Aim: Starting at the line that holds "Convert this screenshot", set down each line through the end of the listing, exactly as written and with nothing added.

** Start **

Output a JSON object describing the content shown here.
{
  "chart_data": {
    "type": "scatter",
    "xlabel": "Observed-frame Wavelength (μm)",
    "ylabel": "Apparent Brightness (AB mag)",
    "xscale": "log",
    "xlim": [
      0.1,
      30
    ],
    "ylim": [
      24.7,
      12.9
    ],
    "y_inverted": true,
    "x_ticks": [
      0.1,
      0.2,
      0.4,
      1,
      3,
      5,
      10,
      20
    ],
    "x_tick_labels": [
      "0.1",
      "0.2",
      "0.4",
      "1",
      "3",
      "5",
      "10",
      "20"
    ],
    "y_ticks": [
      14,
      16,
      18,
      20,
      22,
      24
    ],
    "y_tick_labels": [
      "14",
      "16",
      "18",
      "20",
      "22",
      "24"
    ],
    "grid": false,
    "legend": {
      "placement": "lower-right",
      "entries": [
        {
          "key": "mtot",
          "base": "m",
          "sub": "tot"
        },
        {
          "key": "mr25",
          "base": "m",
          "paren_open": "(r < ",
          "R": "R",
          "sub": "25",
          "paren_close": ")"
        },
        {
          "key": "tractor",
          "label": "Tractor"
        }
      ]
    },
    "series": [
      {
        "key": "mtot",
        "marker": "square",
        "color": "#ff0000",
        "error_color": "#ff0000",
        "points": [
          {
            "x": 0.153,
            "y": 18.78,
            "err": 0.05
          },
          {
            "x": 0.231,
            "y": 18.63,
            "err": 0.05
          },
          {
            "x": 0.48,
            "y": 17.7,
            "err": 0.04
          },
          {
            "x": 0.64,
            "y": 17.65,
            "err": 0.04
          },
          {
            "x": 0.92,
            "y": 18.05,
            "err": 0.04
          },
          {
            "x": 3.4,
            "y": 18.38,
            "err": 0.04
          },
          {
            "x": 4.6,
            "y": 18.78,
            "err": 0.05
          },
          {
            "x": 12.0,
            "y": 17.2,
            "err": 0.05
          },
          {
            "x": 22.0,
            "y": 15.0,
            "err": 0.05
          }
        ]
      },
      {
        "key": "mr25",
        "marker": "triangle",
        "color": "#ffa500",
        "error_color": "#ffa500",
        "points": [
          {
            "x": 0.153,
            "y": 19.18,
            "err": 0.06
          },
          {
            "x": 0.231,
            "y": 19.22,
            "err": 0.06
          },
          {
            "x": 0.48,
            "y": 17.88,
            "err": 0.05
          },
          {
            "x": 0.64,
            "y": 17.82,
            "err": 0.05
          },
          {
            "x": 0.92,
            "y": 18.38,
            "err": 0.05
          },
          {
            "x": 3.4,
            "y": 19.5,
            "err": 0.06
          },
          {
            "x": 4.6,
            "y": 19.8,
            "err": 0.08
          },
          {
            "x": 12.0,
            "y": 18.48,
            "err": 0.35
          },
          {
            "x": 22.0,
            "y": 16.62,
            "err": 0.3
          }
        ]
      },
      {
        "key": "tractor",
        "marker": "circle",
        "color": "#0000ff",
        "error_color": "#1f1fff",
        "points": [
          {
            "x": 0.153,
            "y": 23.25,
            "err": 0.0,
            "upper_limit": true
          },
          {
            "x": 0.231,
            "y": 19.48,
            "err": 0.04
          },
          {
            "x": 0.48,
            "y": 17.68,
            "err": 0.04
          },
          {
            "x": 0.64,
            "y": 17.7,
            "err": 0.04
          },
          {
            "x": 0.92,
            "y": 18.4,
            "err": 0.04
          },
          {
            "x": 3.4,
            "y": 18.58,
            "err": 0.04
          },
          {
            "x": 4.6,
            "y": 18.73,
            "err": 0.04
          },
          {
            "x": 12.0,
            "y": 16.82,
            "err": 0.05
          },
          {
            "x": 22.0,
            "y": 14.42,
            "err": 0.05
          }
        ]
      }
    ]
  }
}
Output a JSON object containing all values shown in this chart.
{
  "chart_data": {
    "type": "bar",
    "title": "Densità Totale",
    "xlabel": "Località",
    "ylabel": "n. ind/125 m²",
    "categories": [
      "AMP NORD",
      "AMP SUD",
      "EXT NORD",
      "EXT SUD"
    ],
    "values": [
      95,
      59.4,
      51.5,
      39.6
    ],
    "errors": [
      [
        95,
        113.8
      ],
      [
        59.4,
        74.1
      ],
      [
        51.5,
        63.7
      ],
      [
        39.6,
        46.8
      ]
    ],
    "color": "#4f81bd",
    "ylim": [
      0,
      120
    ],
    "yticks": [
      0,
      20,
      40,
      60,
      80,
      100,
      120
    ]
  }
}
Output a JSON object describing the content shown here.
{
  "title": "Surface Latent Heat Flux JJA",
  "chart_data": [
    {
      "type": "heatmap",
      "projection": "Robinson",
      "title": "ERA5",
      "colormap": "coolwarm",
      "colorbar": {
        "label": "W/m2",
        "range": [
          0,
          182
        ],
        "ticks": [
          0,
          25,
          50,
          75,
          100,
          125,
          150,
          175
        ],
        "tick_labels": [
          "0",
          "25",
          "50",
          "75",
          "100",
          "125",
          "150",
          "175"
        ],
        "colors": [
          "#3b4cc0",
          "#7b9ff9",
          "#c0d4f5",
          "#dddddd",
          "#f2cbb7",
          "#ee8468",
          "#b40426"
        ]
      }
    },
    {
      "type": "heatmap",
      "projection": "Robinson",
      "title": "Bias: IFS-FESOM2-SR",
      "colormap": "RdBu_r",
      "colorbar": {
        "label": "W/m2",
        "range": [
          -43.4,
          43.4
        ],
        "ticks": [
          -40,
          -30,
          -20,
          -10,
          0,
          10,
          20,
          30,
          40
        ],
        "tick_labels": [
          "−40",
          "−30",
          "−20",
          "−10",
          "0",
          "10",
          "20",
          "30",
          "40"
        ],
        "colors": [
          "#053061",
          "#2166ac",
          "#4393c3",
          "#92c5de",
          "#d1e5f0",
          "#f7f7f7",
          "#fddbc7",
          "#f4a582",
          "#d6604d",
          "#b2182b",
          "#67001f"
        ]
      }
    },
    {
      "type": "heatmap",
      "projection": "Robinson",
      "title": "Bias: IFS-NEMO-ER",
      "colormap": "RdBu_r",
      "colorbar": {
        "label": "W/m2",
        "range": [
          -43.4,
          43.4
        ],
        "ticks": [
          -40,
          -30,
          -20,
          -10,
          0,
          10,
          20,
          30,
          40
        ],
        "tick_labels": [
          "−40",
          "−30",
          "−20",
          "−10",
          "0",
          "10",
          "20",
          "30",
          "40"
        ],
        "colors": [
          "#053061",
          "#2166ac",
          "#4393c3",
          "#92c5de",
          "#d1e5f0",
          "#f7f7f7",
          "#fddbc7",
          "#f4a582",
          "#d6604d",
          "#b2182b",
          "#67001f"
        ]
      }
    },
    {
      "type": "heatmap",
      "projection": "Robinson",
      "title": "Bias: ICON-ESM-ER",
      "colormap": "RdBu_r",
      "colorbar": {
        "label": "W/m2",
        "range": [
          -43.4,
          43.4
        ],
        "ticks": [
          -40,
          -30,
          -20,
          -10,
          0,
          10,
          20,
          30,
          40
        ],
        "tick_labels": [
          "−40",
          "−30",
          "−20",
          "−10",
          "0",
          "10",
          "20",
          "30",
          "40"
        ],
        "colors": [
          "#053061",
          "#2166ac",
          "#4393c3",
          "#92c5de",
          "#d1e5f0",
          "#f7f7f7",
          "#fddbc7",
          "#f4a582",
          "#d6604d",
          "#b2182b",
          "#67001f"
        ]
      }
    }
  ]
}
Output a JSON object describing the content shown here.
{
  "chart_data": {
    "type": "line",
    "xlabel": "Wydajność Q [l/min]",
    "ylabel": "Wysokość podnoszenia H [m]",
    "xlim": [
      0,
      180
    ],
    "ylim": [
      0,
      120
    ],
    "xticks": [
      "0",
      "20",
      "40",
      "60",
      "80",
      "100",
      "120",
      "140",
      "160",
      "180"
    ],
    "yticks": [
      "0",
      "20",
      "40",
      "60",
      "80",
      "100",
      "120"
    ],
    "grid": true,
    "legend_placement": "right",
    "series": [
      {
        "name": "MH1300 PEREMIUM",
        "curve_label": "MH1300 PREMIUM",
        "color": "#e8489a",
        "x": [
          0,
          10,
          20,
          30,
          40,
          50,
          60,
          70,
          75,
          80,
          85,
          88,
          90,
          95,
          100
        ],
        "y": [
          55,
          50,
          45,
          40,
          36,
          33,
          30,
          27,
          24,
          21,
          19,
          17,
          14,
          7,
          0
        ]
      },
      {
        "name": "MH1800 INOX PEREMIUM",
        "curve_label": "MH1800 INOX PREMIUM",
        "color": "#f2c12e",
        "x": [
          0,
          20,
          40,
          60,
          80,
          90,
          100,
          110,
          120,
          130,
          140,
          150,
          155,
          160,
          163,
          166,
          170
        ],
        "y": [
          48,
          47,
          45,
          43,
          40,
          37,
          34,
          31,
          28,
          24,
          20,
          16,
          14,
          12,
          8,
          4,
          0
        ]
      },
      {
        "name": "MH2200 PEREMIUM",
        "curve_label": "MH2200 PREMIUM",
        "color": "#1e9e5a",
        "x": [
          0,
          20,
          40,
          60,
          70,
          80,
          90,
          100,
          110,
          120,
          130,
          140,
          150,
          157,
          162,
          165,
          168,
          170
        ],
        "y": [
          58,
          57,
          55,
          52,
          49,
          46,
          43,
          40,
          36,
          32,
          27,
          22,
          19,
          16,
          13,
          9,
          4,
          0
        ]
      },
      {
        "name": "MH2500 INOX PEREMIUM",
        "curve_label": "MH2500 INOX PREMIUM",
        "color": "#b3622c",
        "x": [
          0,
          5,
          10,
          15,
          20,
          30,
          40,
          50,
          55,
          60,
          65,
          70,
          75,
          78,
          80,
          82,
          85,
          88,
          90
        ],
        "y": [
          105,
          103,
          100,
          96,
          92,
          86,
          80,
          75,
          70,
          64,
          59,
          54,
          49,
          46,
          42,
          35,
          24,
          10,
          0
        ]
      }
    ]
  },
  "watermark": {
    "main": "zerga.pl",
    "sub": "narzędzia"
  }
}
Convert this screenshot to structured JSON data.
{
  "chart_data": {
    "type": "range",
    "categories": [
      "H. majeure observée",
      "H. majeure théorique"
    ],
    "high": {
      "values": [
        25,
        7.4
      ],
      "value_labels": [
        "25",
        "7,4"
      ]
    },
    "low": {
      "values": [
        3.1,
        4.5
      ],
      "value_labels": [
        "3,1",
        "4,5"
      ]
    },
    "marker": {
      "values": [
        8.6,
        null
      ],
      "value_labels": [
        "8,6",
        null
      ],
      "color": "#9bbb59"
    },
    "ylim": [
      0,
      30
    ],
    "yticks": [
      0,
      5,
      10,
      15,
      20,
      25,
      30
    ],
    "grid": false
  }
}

** End **

Solution:
Convert this screenshot to structured JSON data.
{
  "chart_data": {
    "type": "range",
    "categories": [
      "H. majeure observée",
      "H. majeure théorique"
    ],
    "high": {
      "values": [
        25,
        7.4
      ],
      "value_labels": [
        "25",
        "7,4"
      ]
    },
    "low": {
      "values": [
        3.1,
        4.5
      ],
      "value_labels": [
        "3,1",
        "4,5"
      ]
    },
    "marker": {
      "values": [
        8.6,
        null
      ],
      "value_labels": [
        "8,6",
        null
      ],
      "color": "#9bbb59"
    },
    "ylim": [
      0,
      30
    ],
    "yticks": [
      0,
      5,
      10,
      15,
      20,
      25,
      30
    ],
    "grid": false
  }
}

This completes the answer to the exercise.